▸ Exercise input:

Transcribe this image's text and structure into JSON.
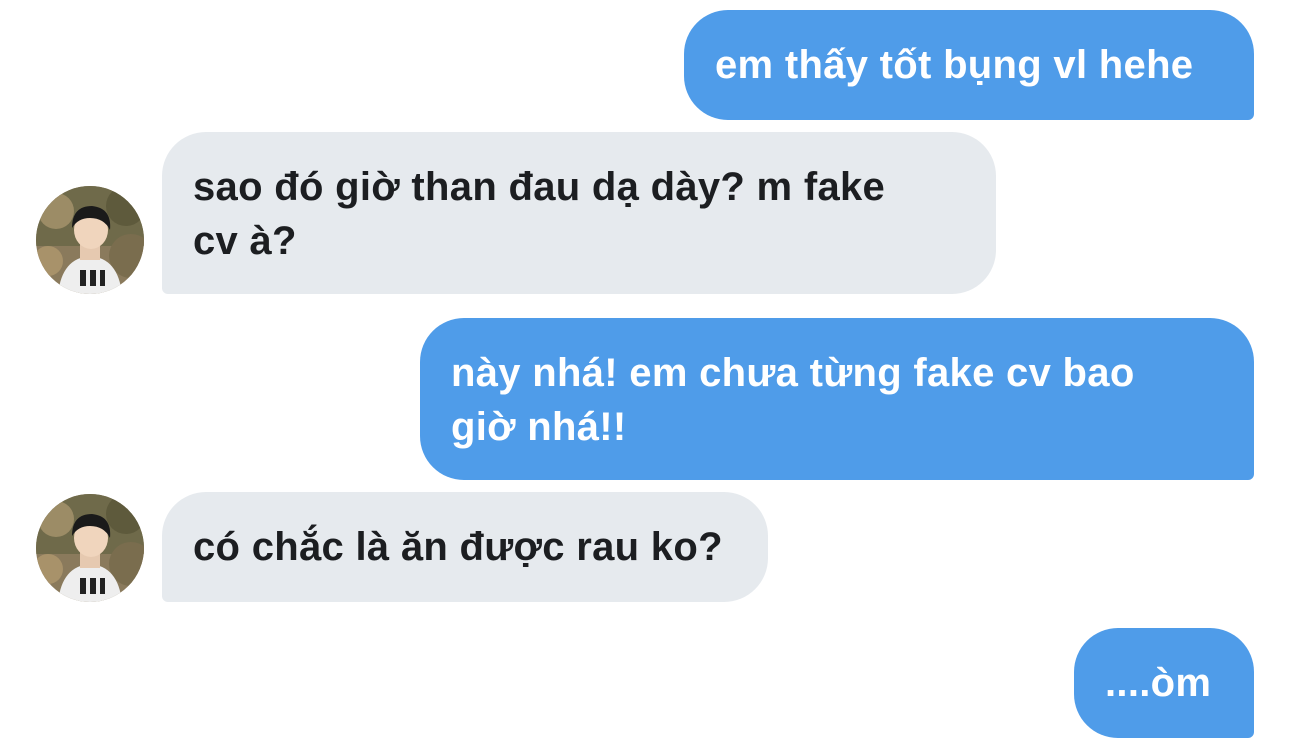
{
  "chat": {
    "messages": [
      {
        "sender": "me",
        "text": "em thấy tốt bụng vl hehe"
      },
      {
        "sender": "other",
        "text": "sao đó giờ than đau dạ dày? m fake cv à?"
      },
      {
        "sender": "me",
        "text": "này nhá! em chưa từng fake cv bao giờ nhá!!"
      },
      {
        "sender": "other",
        "text": "có chắc là ăn được rau ko?"
      },
      {
        "sender": "me",
        "text": "....òm"
      }
    ]
  },
  "colors": {
    "sent_bubble": "#4f9ce9",
    "received_bubble": "#e6eaee",
    "sent_text": "#ffffff",
    "received_text": "#1c1e21"
  }
}
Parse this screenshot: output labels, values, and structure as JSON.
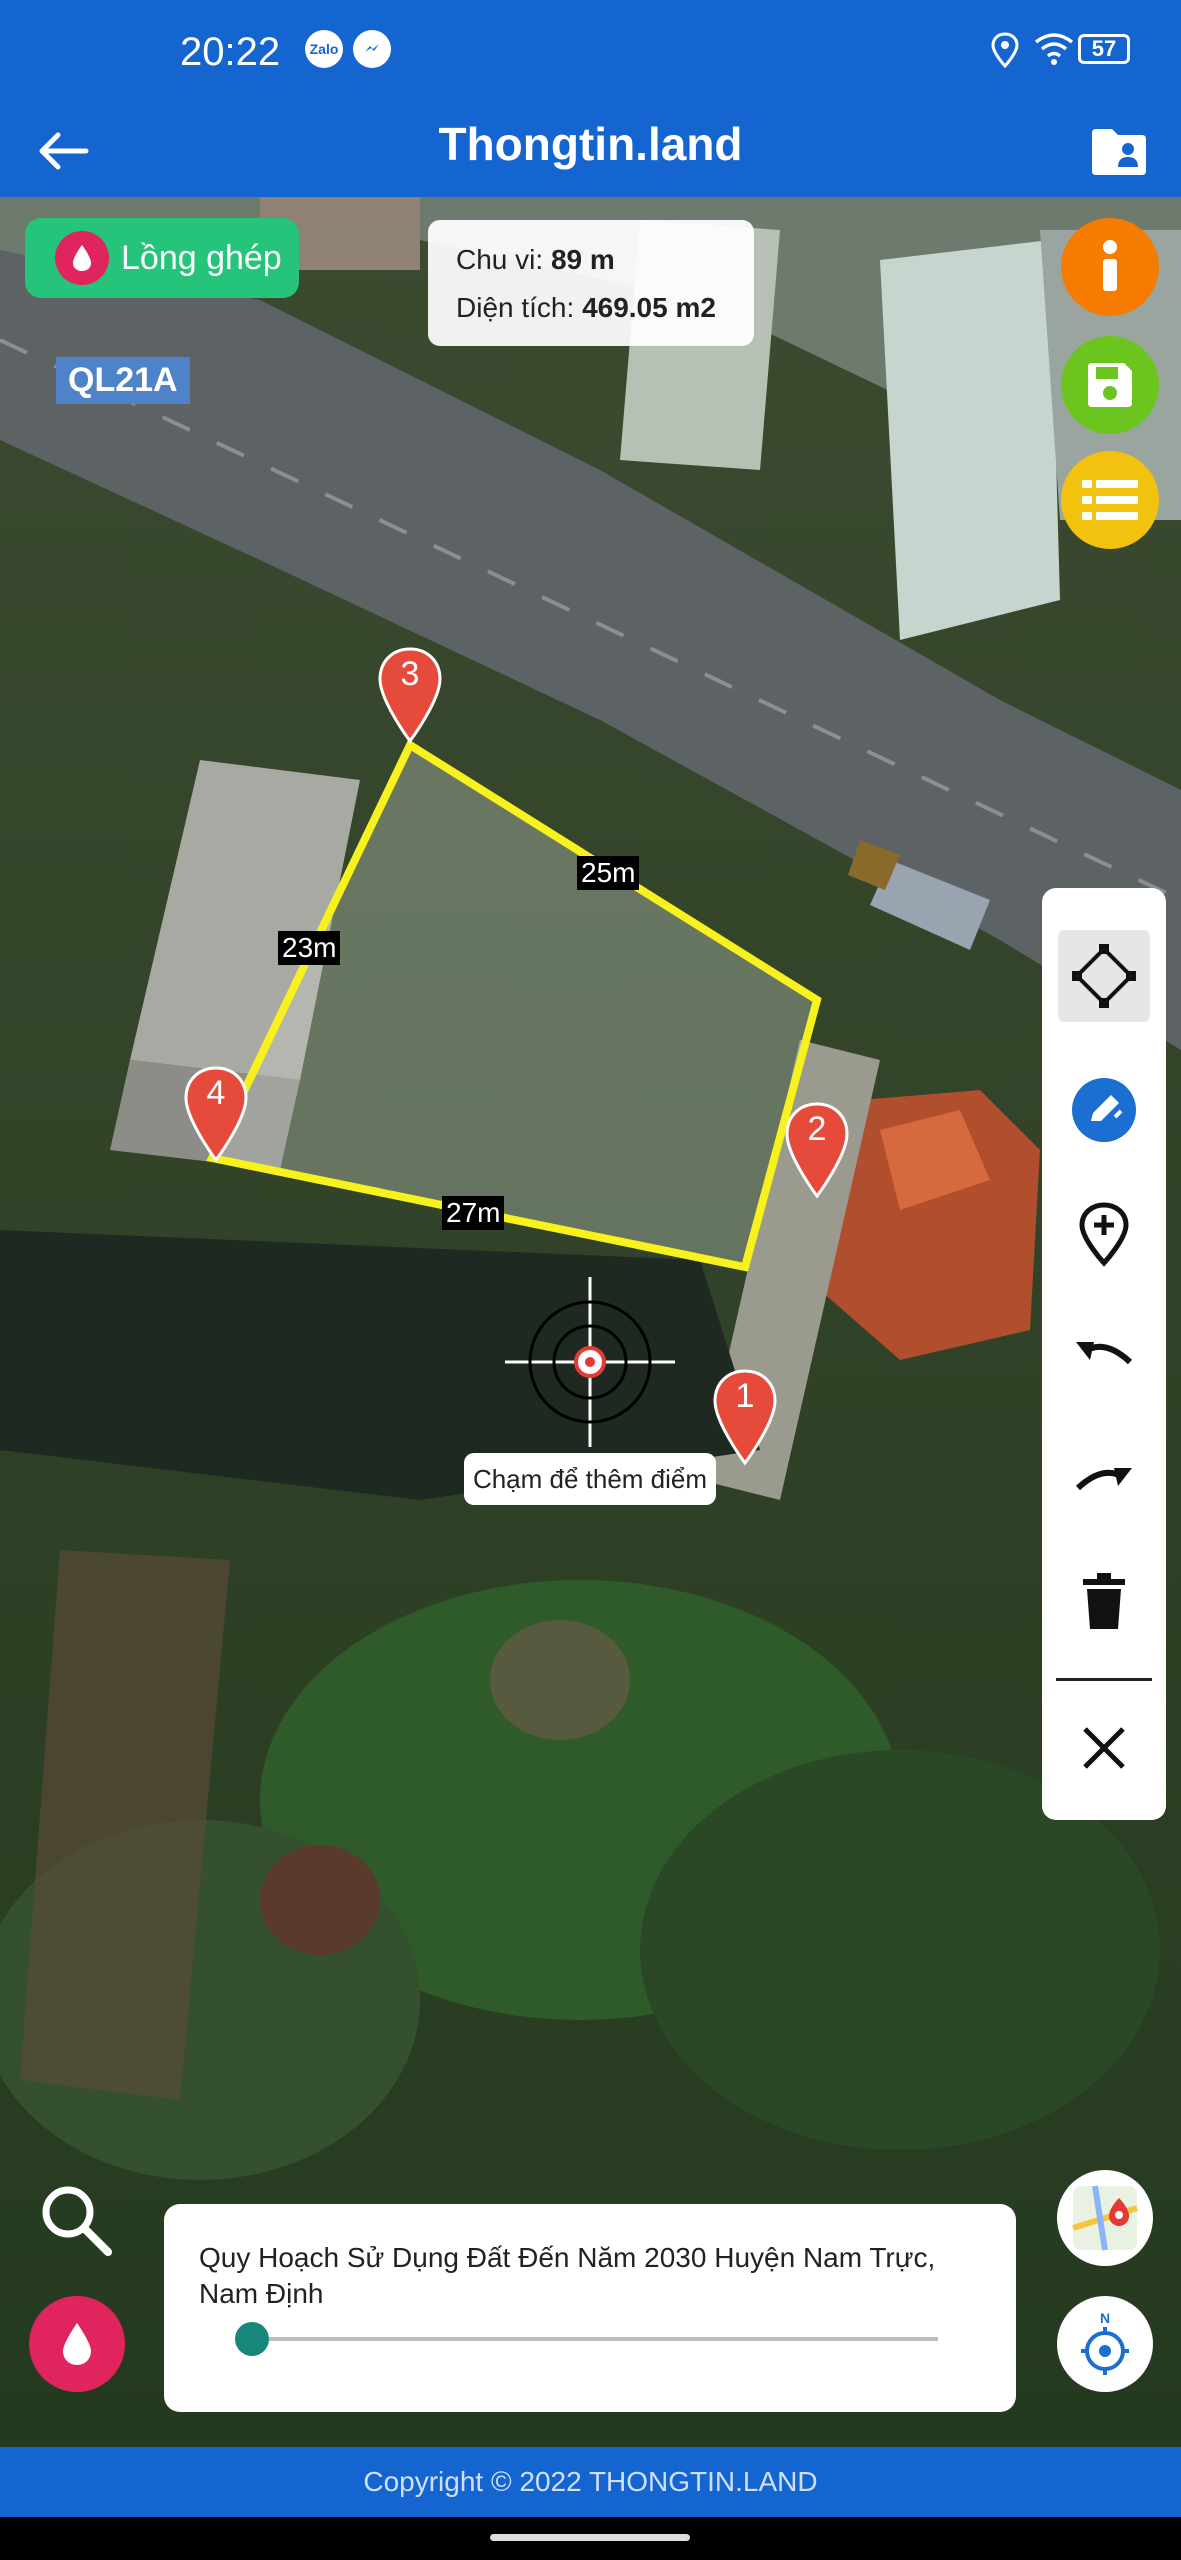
{
  "status_bar": {
    "time": "20:22",
    "battery": "57",
    "icons": [
      "zalo-icon",
      "messenger-icon",
      "location-icon",
      "wifi-icon",
      "battery-icon"
    ],
    "zalo_label": "Zalo"
  },
  "app_bar": {
    "title": "Thongtin.land",
    "back_icon": "arrow-left-icon",
    "folder_icon": "folder-user-icon"
  },
  "map": {
    "road_label": "QL21A",
    "overlay_button": "Lồng ghép",
    "measurement": {
      "perimeter_label": "Chu vi:",
      "perimeter_value": "89 m",
      "area_label": "Diện tích:",
      "area_value": "469.05 m2"
    },
    "markers": [
      "1",
      "2",
      "3",
      "4"
    ],
    "segments": [
      "25m",
      "23m",
      "27m"
    ],
    "crosshair_hint": "Chạm để thêm điểm"
  },
  "fabs": {
    "info_color": "#f57c00",
    "save_color": "#6cc51e",
    "list_color": "#f2c20f"
  },
  "tools": [
    "polygon-icon",
    "edit-icon",
    "add-location-icon",
    "undo-icon",
    "redo-icon",
    "trash-icon",
    "close-icon"
  ],
  "layer": {
    "name": "Quy Hoạch Sử Dụng Đất Đến Năm 2030 Huyện Nam Trực, Nam Định",
    "opacity": 0.02
  },
  "footer": {
    "copyright": "Copyright © 2022 THONGTIN.LAND"
  }
}
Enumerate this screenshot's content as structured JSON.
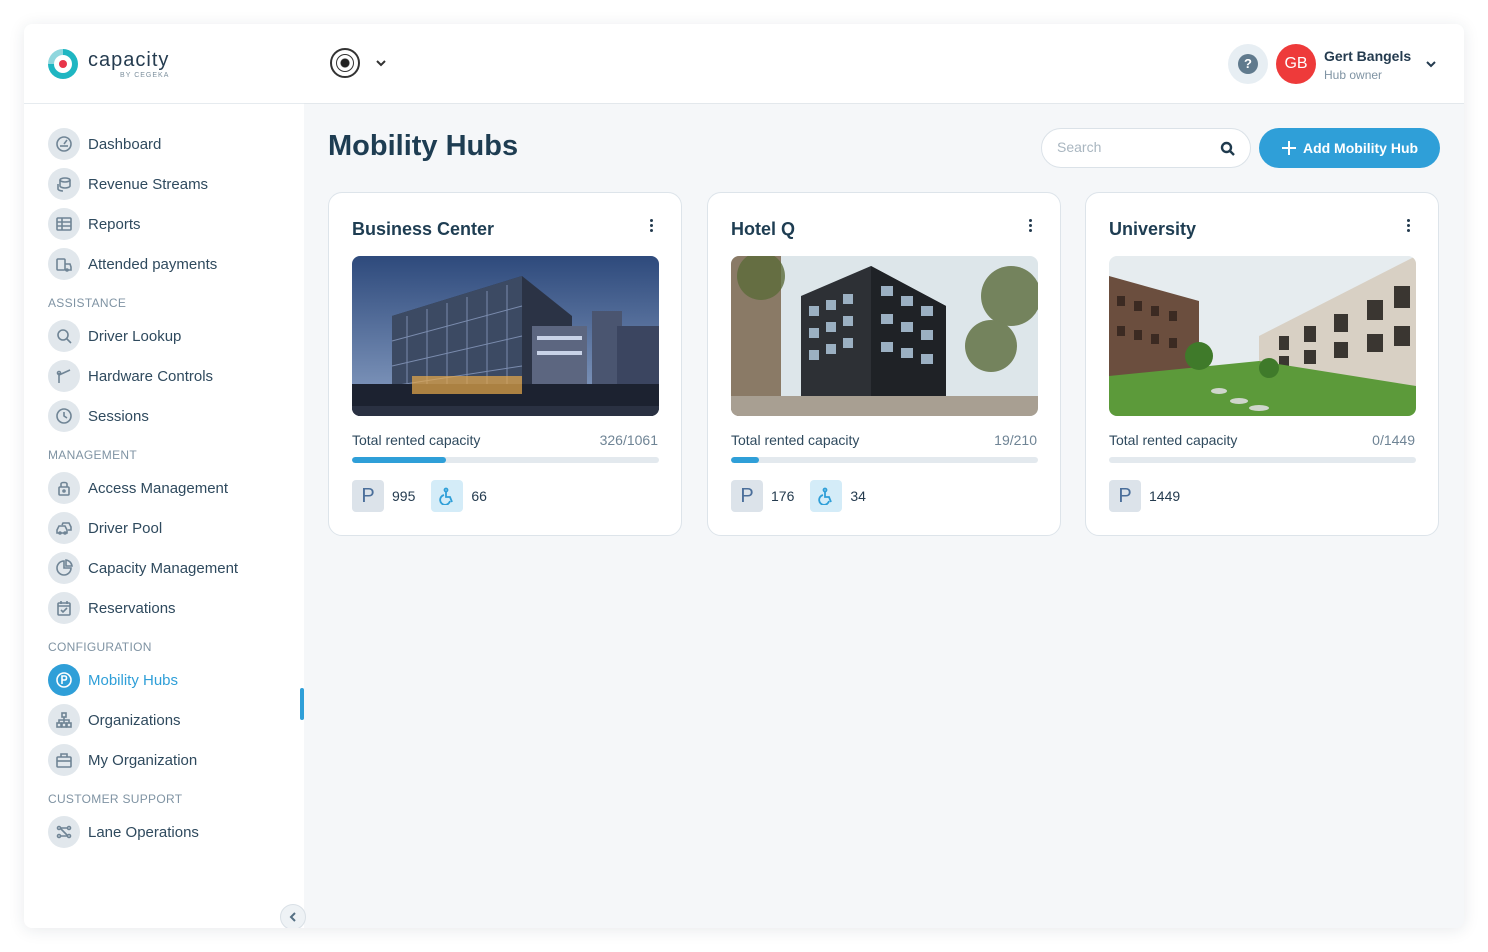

▸ Objective:
Copy everything in the records above except the pictures, exactly as written.

▸ Written answer:
Transcribe this image's text and structure into JSON.
{
  "chat": {
    "messages": [
      {
        "sender": "me",
        "text": "em thấy tốt bụng vl hehe"
      },
      {
        "sender": "other",
        "text": "sao đó giờ than đau dạ dày? m fake cv à?"
      },
      {
        "sender": "me",
        "text": "này nhá! em chưa từng fake cv bao giờ nhá!!"
      },
      {
        "sender": "other",
        "text": "có chắc là ăn được rau ko?"
      },
      {
        "sender": "me",
        "text": "....òm"
      }
    ]
  },
  "colors": {
    "sent_bubble": "#4f9ce9",
    "received_bubble": "#e6eaee",
    "sent_text": "#ffffff",
    "received_text": "#1c1e21"
  }
}
Parse this screenshot: output labels, values, and structure as JSON.
{
  "status_bar": {
    "time": "20:22",
    "battery": "57",
    "icons": [
      "zalo-icon",
      "messenger-icon",
      "location-icon",
      "wifi-icon",
      "battery-icon"
    ],
    "zalo_label": "Zalo"
  },
  "app_bar": {
    "title": "Thongtin.land",
    "back_icon": "arrow-left-icon",
    "folder_icon": "folder-user-icon"
  },
  "map": {
    "road_label": "QL21A",
    "overlay_button": "Lồng ghép",
    "measurement": {
      "perimeter_label": "Chu vi:",
      "perimeter_value": "89 m",
      "area_label": "Diện tích:",
      "area_value": "469.05 m2"
    },
    "markers": [
      "1",
      "2",
      "3",
      "4"
    ],
    "segments": [
      "25m",
      "23m",
      "27m"
    ],
    "crosshair_hint": "Chạm để thêm điểm"
  },
  "fabs": {
    "info_color": "#f57c00",
    "save_color": "#6cc51e",
    "list_color": "#f2c20f"
  },
  "tools": [
    "polygon-icon",
    "edit-icon",
    "add-location-icon",
    "undo-icon",
    "redo-icon",
    "trash-icon",
    "close-icon"
  ],
  "layer": {
    "name": "Quy Hoạch Sử Dụng Đất Đến Năm 2030 Huyện Nam Trực, Nam Định",
    "opacity": 0.02
  },
  "footer": {
    "copyright": "Copyright © 2022 THONGTIN.LAND"
  }
}
Enumerate this screenshot's content as structured JSON.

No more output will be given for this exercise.